## Start Data for this task

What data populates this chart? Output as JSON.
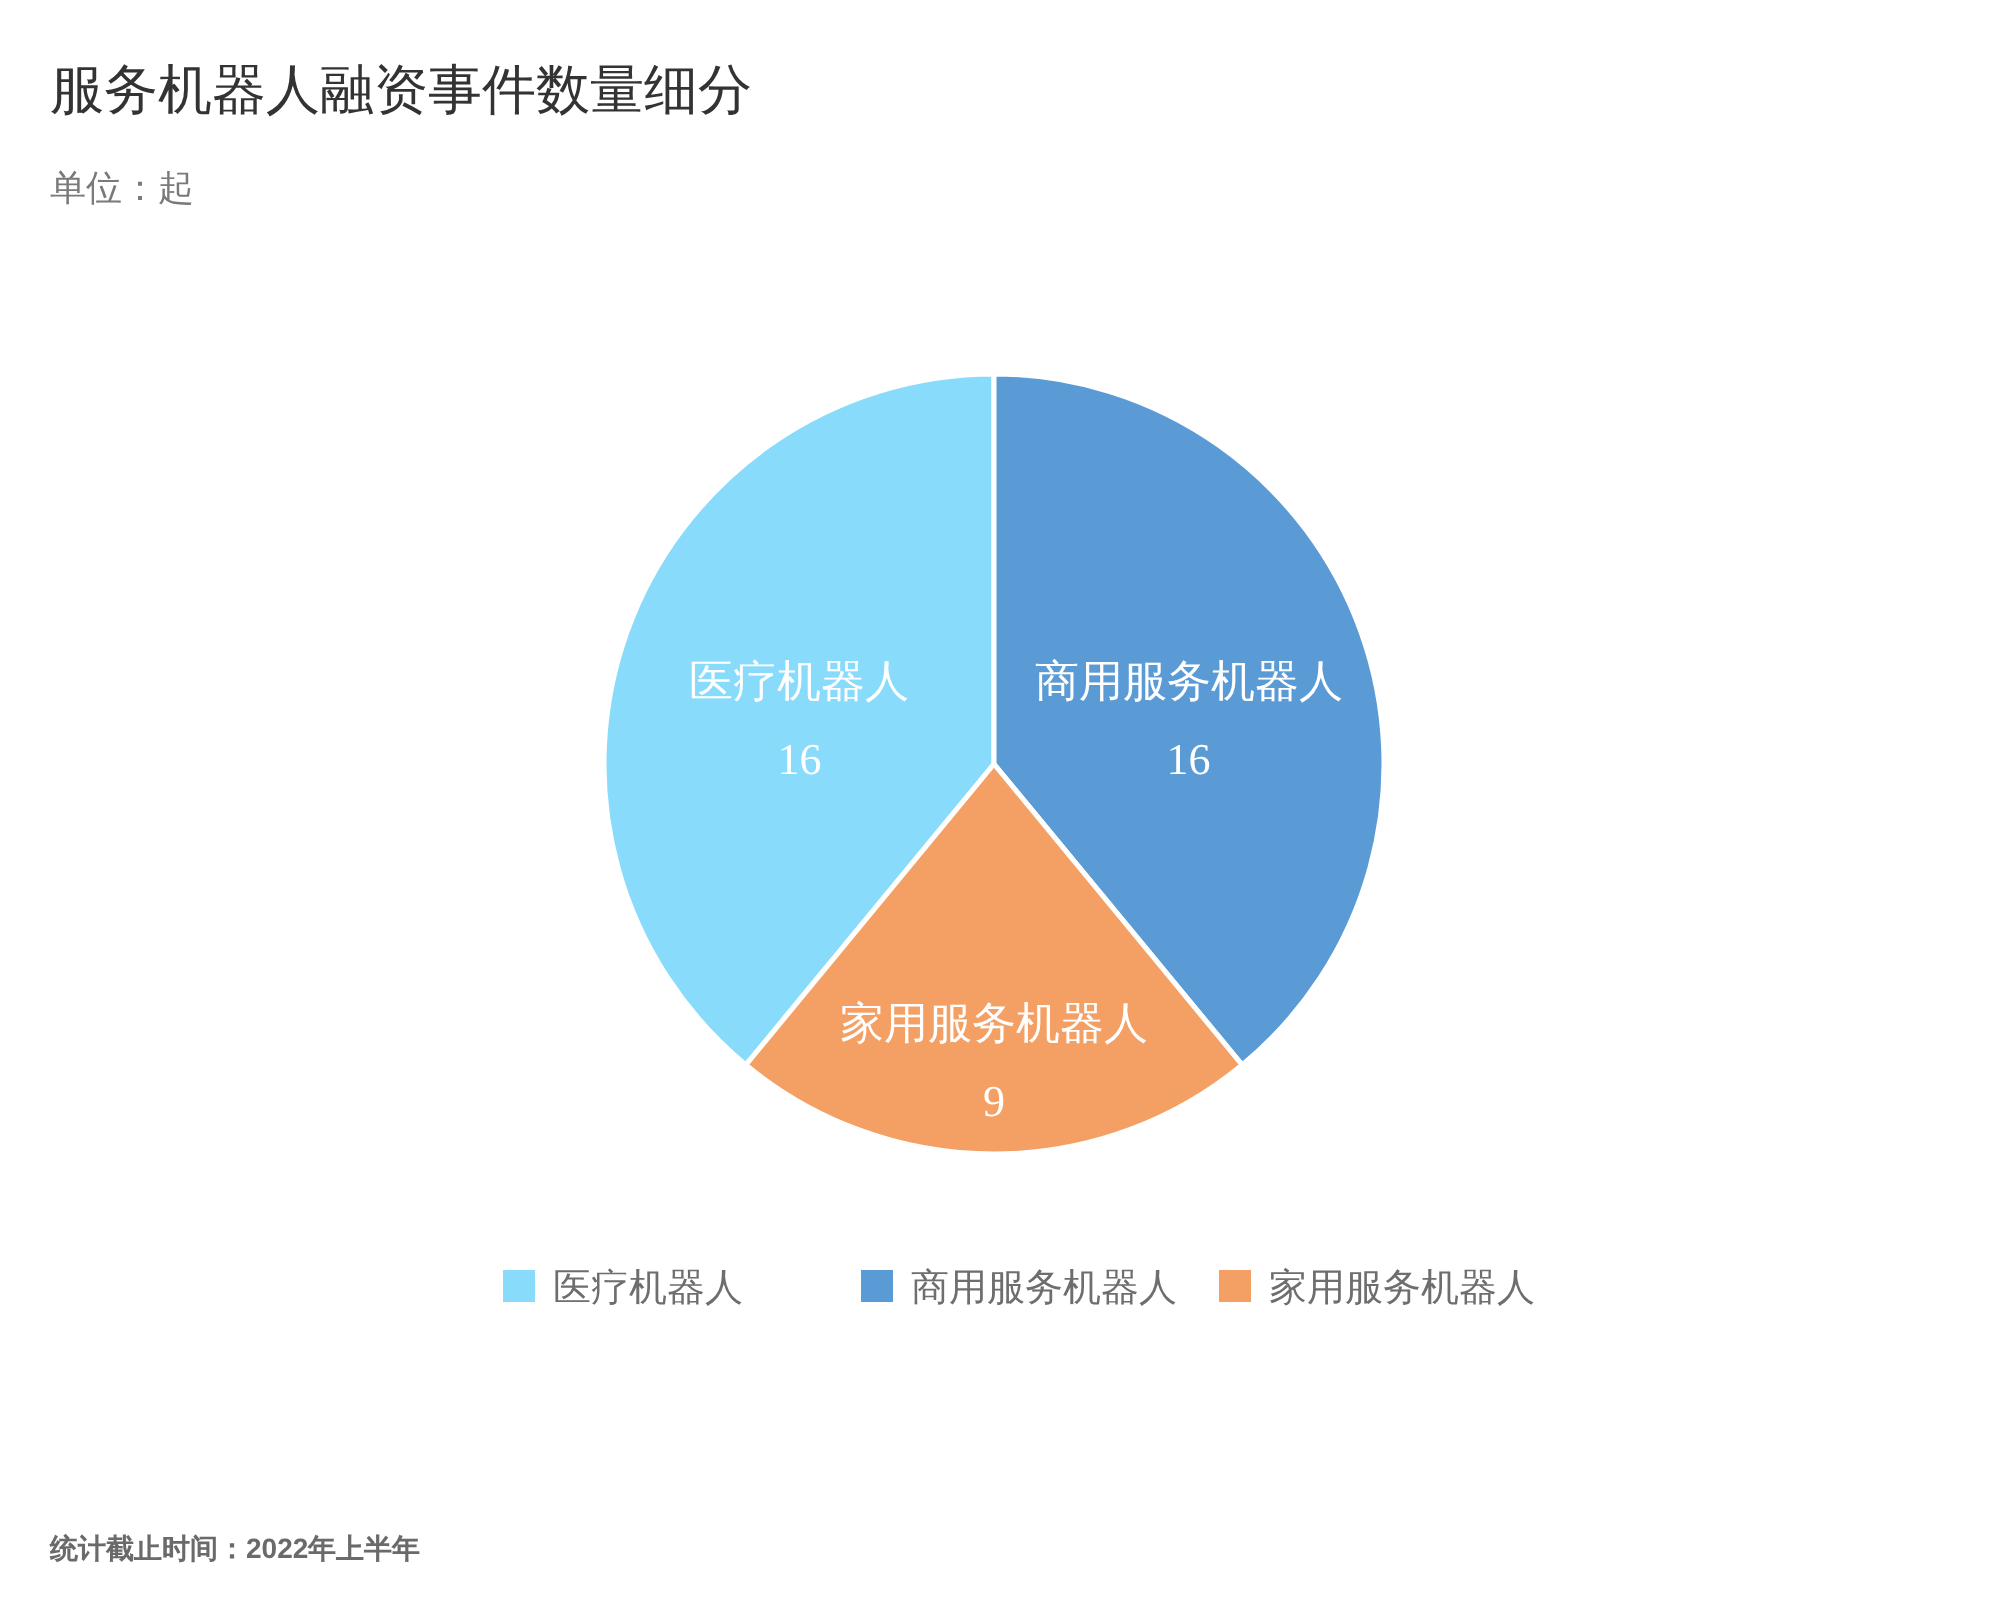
{
  "chart_data": {
    "type": "pie",
    "title": "服务机器人融资事件数量细分",
    "subtitle": "单位：起",
    "categories": [
      "医疗机器人",
      "商用服务机器人",
      "家用服务机器人"
    ],
    "values": [
      16,
      16,
      9
    ],
    "colors": [
      "#89dbfb",
      "#5b9bd5",
      "#f4a064"
    ],
    "data_labels": true,
    "legend": "bottom",
    "annotations": [
      "统计截止时间：2022年上半年"
    ]
  }
}
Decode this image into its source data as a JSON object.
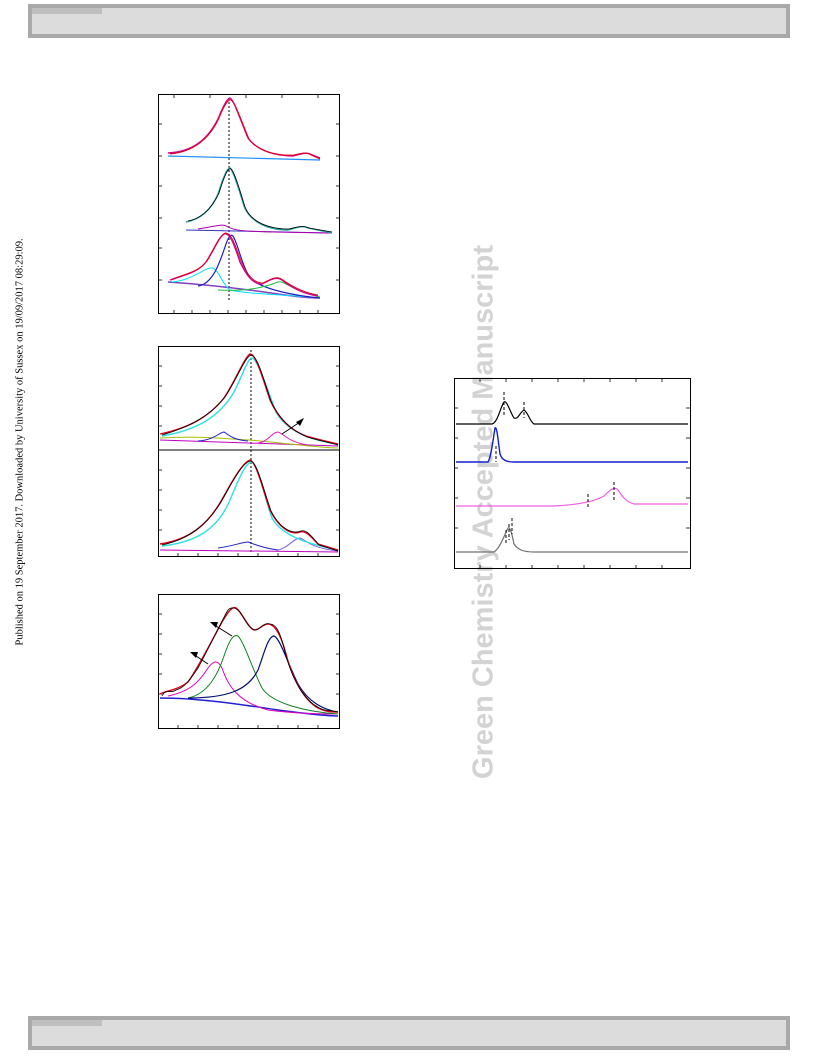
{
  "side_note": "Published on 19 September 2017. Downloaded by University of Sussex on 19/09/2017 08:29:09.",
  "watermark": "Green Chemistry Accepted Manuscript",
  "colors": {
    "frame_bar": "#dcdcdc",
    "frame_border": "#a9a9a9",
    "watermark": "#d3d3d3"
  }
}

## End Data for this task

Pull out the lines above in which the word "JSON" appears.

What data populates this chart? Output as JSON.
Decode this image into its source data as a JSON object.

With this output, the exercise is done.